§ Records shown
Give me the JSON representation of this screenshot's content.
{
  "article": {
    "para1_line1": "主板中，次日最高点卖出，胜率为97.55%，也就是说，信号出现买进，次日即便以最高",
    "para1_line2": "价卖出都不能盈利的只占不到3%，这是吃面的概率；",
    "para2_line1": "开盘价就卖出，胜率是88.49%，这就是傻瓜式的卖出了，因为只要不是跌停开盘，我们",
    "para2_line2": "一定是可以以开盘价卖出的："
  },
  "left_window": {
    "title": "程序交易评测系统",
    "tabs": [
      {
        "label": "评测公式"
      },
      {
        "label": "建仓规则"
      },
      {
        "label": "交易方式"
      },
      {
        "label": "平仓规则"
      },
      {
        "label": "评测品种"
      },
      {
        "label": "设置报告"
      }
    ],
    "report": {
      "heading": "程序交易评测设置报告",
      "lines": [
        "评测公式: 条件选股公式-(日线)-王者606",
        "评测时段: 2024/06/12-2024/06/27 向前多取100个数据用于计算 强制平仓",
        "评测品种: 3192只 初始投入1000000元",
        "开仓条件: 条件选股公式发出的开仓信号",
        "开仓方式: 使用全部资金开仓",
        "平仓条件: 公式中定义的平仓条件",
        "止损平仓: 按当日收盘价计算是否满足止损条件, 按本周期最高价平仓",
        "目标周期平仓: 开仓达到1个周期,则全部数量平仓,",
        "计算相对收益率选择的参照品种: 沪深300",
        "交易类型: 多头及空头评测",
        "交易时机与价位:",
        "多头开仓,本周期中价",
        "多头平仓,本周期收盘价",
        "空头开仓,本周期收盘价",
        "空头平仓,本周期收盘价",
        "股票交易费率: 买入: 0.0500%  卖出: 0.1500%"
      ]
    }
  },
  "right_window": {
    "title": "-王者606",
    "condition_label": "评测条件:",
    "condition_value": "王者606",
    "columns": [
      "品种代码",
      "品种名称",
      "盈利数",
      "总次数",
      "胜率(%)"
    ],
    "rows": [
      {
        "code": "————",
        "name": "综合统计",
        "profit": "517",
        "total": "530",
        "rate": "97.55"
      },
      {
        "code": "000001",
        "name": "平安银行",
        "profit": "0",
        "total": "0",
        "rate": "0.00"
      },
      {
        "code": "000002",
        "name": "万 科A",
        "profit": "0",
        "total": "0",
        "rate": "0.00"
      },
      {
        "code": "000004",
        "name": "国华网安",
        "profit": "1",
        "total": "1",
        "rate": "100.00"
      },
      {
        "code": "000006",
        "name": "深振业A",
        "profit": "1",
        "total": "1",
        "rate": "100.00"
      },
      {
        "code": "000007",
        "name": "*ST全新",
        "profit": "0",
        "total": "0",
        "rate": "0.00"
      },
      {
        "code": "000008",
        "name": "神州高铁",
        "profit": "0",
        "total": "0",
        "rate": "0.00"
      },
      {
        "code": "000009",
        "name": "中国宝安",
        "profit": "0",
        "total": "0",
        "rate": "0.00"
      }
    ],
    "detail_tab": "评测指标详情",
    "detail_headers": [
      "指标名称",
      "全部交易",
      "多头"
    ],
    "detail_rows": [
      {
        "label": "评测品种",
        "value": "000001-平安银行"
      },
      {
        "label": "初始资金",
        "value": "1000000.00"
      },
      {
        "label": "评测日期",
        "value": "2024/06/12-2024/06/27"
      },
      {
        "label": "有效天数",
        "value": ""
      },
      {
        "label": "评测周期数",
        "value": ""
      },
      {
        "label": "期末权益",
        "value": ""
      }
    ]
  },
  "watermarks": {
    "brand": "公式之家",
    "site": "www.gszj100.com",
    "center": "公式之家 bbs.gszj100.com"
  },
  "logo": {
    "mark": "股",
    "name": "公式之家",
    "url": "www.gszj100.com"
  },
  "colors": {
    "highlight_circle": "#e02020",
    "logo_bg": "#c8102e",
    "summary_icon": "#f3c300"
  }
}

§ Brief
Reproduce the listing in full. Keep it exactly as written.

§ Reply to the task
Give me the JSON representation of this screenshot's content.
{
  "article": {
    "para1_line1": "主板中，次日最高点卖出，胜率为97.55%，也就是说，信号出现买进，次日即便以最高",
    "para1_line2": "价卖出都不能盈利的只占不到3%，这是吃面的概率；",
    "para2_line1": "开盘价就卖出，胜率是88.49%，这就是傻瓜式的卖出了，因为只要不是跌停开盘，我们",
    "para2_line2": "一定是可以以开盘价卖出的："
  },
  "left_window": {
    "title": "程序交易评测系统",
    "tabs": [
      {
        "label": "评测公式"
      },
      {
        "label": "建仓规则"
      },
      {
        "label": "交易方式"
      },
      {
        "label": "平仓规则"
      },
      {
        "label": "评测品种"
      },
      {
        "label": "设置报告"
      }
    ],
    "report": {
      "heading": "程序交易评测设置报告",
      "lines": [
        "评测公式: 条件选股公式-(日线)-王者606",
        "评测时段: 2024/06/12-2024/06/27 向前多取100个数据用于计算 强制平仓",
        "评测品种: 3192只 初始投入1000000元",
        "开仓条件: 条件选股公式发出的开仓信号",
        "开仓方式: 使用全部资金开仓",
        "平仓条件: 公式中定义的平仓条件",
        "止损平仓: 按当日收盘价计算是否满足止损条件, 按本周期最高价平仓",
        "目标周期平仓: 开仓达到1个周期,则全部数量平仓,",
        "计算相对收益率选择的参照品种: 沪深300",
        "交易类型: 多头及空头评测",
        "交易时机与价位:",
        "多头开仓,本周期中价",
        "多头平仓,本周期收盘价",
        "空头开仓,本周期收盘价",
        "空头平仓,本周期收盘价",
        "股票交易费率: 买入: 0.0500%  卖出: 0.1500%"
      ]
    }
  },
  "right_window": {
    "title": "-王者606",
    "condition_label": "评测条件:",
    "condition_value": "王者606",
    "columns": [
      "品种代码",
      "品种名称",
      "盈利数",
      "总次数",
      "胜率(%)"
    ],
    "rows": [
      {
        "code": "————",
        "name": "综合统计",
        "profit": "517",
        "total": "530",
        "rate": "97.55"
      },
      {
        "code": "000001",
        "name": "平安银行",
        "profit": "0",
        "total": "0",
        "rate": "0.00"
      },
      {
        "code": "000002",
        "name": "万 科A",
        "profit": "0",
        "total": "0",
        "rate": "0.00"
      },
      {
        "code": "000004",
        "name": "国华网安",
        "profit": "1",
        "total": "1",
        "rate": "100.00"
      },
      {
        "code": "000006",
        "name": "深振业A",
        "profit": "1",
        "total": "1",
        "rate": "100.00"
      },
      {
        "code": "000007",
        "name": "*ST全新",
        "profit": "0",
        "total": "0",
        "rate": "0.00"
      },
      {
        "code": "000008",
        "name": "神州高铁",
        "profit": "0",
        "total": "0",
        "rate": "0.00"
      },
      {
        "code": "000009",
        "name": "中国宝安",
        "profit": "0",
        "total": "0",
        "rate": "0.00"
      }
    ],
    "detail_tab": "评测指标详情",
    "detail_headers": [
      "指标名称",
      "全部交易",
      "多头"
    ],
    "detail_rows": [
      {
        "label": "评测品种",
        "value": "000001-平安银行"
      },
      {
        "label": "初始资金",
        "value": "1000000.00"
      },
      {
        "label": "评测日期",
        "value": "2024/06/12-2024/06/27"
      },
      {
        "label": "有效天数",
        "value": ""
      },
      {
        "label": "评测周期数",
        "value": ""
      },
      {
        "label": "期末权益",
        "value": ""
      }
    ]
  },
  "watermarks": {
    "brand": "公式之家",
    "site": "www.gszj100.com",
    "center": "公式之家 bbs.gszj100.com"
  },
  "logo": {
    "mark": "股",
    "name": "公式之家",
    "url": "www.gszj100.com"
  },
  "colors": {
    "highlight_circle": "#e02020",
    "logo_bg": "#c8102e",
    "summary_icon": "#f3c300"
  }
}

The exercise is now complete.